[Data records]
•••

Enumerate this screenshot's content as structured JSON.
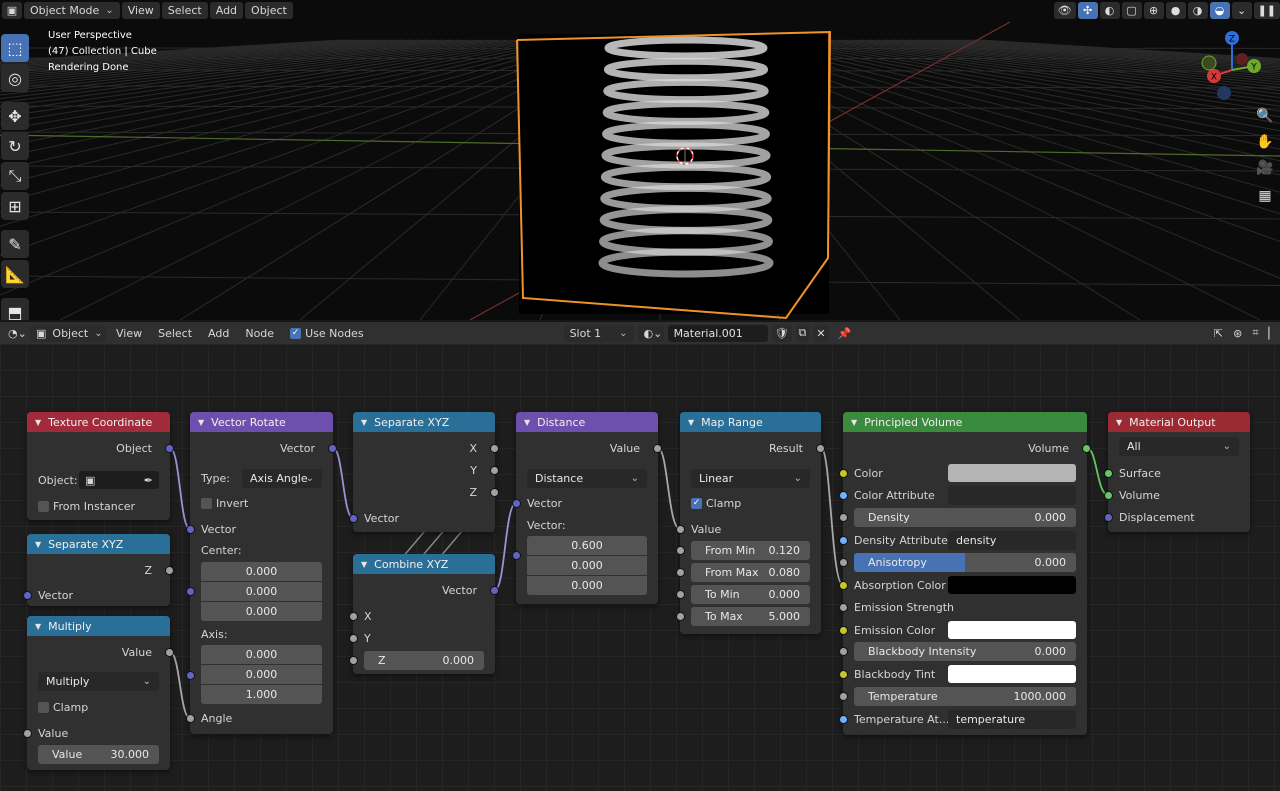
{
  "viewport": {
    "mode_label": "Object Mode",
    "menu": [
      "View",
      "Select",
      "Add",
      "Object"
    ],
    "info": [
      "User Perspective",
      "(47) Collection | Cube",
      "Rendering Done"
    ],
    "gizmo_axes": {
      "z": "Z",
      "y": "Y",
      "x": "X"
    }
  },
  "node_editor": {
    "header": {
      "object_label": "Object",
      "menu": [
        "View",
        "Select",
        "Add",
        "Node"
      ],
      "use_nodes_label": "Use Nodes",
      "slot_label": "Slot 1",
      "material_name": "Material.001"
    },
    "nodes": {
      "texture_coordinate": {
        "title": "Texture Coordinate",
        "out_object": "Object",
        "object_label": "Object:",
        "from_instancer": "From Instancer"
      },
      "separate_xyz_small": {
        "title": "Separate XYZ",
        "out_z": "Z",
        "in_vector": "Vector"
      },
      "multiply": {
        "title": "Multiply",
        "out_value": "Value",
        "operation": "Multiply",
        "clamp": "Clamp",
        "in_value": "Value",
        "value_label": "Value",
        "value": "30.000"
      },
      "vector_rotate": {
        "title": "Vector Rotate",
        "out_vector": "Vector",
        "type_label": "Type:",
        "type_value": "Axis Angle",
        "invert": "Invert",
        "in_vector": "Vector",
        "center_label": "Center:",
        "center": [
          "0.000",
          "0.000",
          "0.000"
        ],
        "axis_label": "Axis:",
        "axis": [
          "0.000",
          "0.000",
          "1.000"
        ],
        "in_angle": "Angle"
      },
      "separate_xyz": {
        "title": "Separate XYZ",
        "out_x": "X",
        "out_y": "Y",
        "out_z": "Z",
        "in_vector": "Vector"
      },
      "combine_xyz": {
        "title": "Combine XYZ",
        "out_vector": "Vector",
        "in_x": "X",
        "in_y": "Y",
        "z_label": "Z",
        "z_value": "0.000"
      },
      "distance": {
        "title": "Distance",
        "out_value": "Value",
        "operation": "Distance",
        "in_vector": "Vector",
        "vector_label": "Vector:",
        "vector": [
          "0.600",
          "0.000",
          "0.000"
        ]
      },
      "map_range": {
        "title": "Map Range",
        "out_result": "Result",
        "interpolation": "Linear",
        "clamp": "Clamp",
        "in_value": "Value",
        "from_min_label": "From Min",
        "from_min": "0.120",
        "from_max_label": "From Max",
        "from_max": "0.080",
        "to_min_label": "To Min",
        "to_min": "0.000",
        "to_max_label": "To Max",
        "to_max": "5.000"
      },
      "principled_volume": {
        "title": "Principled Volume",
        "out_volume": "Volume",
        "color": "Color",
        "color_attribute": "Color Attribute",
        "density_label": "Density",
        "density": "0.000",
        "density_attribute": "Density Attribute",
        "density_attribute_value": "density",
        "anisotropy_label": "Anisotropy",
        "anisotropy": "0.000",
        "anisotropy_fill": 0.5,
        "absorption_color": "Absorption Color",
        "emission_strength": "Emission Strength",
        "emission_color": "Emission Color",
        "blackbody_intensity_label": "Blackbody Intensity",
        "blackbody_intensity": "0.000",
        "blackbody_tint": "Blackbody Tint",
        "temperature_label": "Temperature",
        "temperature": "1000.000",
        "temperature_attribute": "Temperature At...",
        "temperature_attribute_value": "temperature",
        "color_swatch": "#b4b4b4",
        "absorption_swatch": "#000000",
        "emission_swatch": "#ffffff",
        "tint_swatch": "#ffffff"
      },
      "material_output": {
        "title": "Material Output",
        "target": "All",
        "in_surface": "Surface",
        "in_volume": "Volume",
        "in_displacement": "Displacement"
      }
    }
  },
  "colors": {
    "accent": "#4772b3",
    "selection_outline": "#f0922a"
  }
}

•••

- [What you are asked to do] All of the records need repeating exactly, except for the pictures.

- [Result below]
Enumerate this screenshot's content as structured JSON.
{
  "viewport": {
    "mode_label": "Object Mode",
    "menu": [
      "View",
      "Select",
      "Add",
      "Object"
    ],
    "info": [
      "User Perspective",
      "(47) Collection | Cube",
      "Rendering Done"
    ],
    "gizmo_axes": {
      "z": "Z",
      "y": "Y",
      "x": "X"
    }
  },
  "node_editor": {
    "header": {
      "object_label": "Object",
      "menu": [
        "View",
        "Select",
        "Add",
        "Node"
      ],
      "use_nodes_label": "Use Nodes",
      "slot_label": "Slot 1",
      "material_name": "Material.001"
    },
    "nodes": {
      "texture_coordinate": {
        "title": "Texture Coordinate",
        "out_object": "Object",
        "object_label": "Object:",
        "from_instancer": "From Instancer"
      },
      "separate_xyz_small": {
        "title": "Separate XYZ",
        "out_z": "Z",
        "in_vector": "Vector"
      },
      "multiply": {
        "title": "Multiply",
        "out_value": "Value",
        "operation": "Multiply",
        "clamp": "Clamp",
        "in_value": "Value",
        "value_label": "Value",
        "value": "30.000"
      },
      "vector_rotate": {
        "title": "Vector Rotate",
        "out_vector": "Vector",
        "type_label": "Type:",
        "type_value": "Axis Angle",
        "invert": "Invert",
        "in_vector": "Vector",
        "center_label": "Center:",
        "center": [
          "0.000",
          "0.000",
          "0.000"
        ],
        "axis_label": "Axis:",
        "axis": [
          "0.000",
          "0.000",
          "1.000"
        ],
        "in_angle": "Angle"
      },
      "separate_xyz": {
        "title": "Separate XYZ",
        "out_x": "X",
        "out_y": "Y",
        "out_z": "Z",
        "in_vector": "Vector"
      },
      "combine_xyz": {
        "title": "Combine XYZ",
        "out_vector": "Vector",
        "in_x": "X",
        "in_y": "Y",
        "z_label": "Z",
        "z_value": "0.000"
      },
      "distance": {
        "title": "Distance",
        "out_value": "Value",
        "operation": "Distance",
        "in_vector": "Vector",
        "vector_label": "Vector:",
        "vector": [
          "0.600",
          "0.000",
          "0.000"
        ]
      },
      "map_range": {
        "title": "Map Range",
        "out_result": "Result",
        "interpolation": "Linear",
        "clamp": "Clamp",
        "in_value": "Value",
        "from_min_label": "From Min",
        "from_min": "0.120",
        "from_max_label": "From Max",
        "from_max": "0.080",
        "to_min_label": "To Min",
        "to_min": "0.000",
        "to_max_label": "To Max",
        "to_max": "5.000"
      },
      "principled_volume": {
        "title": "Principled Volume",
        "out_volume": "Volume",
        "color": "Color",
        "color_attribute": "Color Attribute",
        "density_label": "Density",
        "density": "0.000",
        "density_attribute": "Density Attribute",
        "density_attribute_value": "density",
        "anisotropy_label": "Anisotropy",
        "anisotropy": "0.000",
        "anisotropy_fill": 0.5,
        "absorption_color": "Absorption Color",
        "emission_strength": "Emission Strength",
        "emission_color": "Emission Color",
        "blackbody_intensity_label": "Blackbody Intensity",
        "blackbody_intensity": "0.000",
        "blackbody_tint": "Blackbody Tint",
        "temperature_label": "Temperature",
        "temperature": "1000.000",
        "temperature_attribute": "Temperature At...",
        "temperature_attribute_value": "temperature",
        "color_swatch": "#b4b4b4",
        "absorption_swatch": "#000000",
        "emission_swatch": "#ffffff",
        "tint_swatch": "#ffffff"
      },
      "material_output": {
        "title": "Material Output",
        "target": "All",
        "in_surface": "Surface",
        "in_volume": "Volume",
        "in_displacement": "Displacement"
      }
    }
  },
  "colors": {
    "accent": "#4772b3",
    "selection_outline": "#f0922a"
  }
}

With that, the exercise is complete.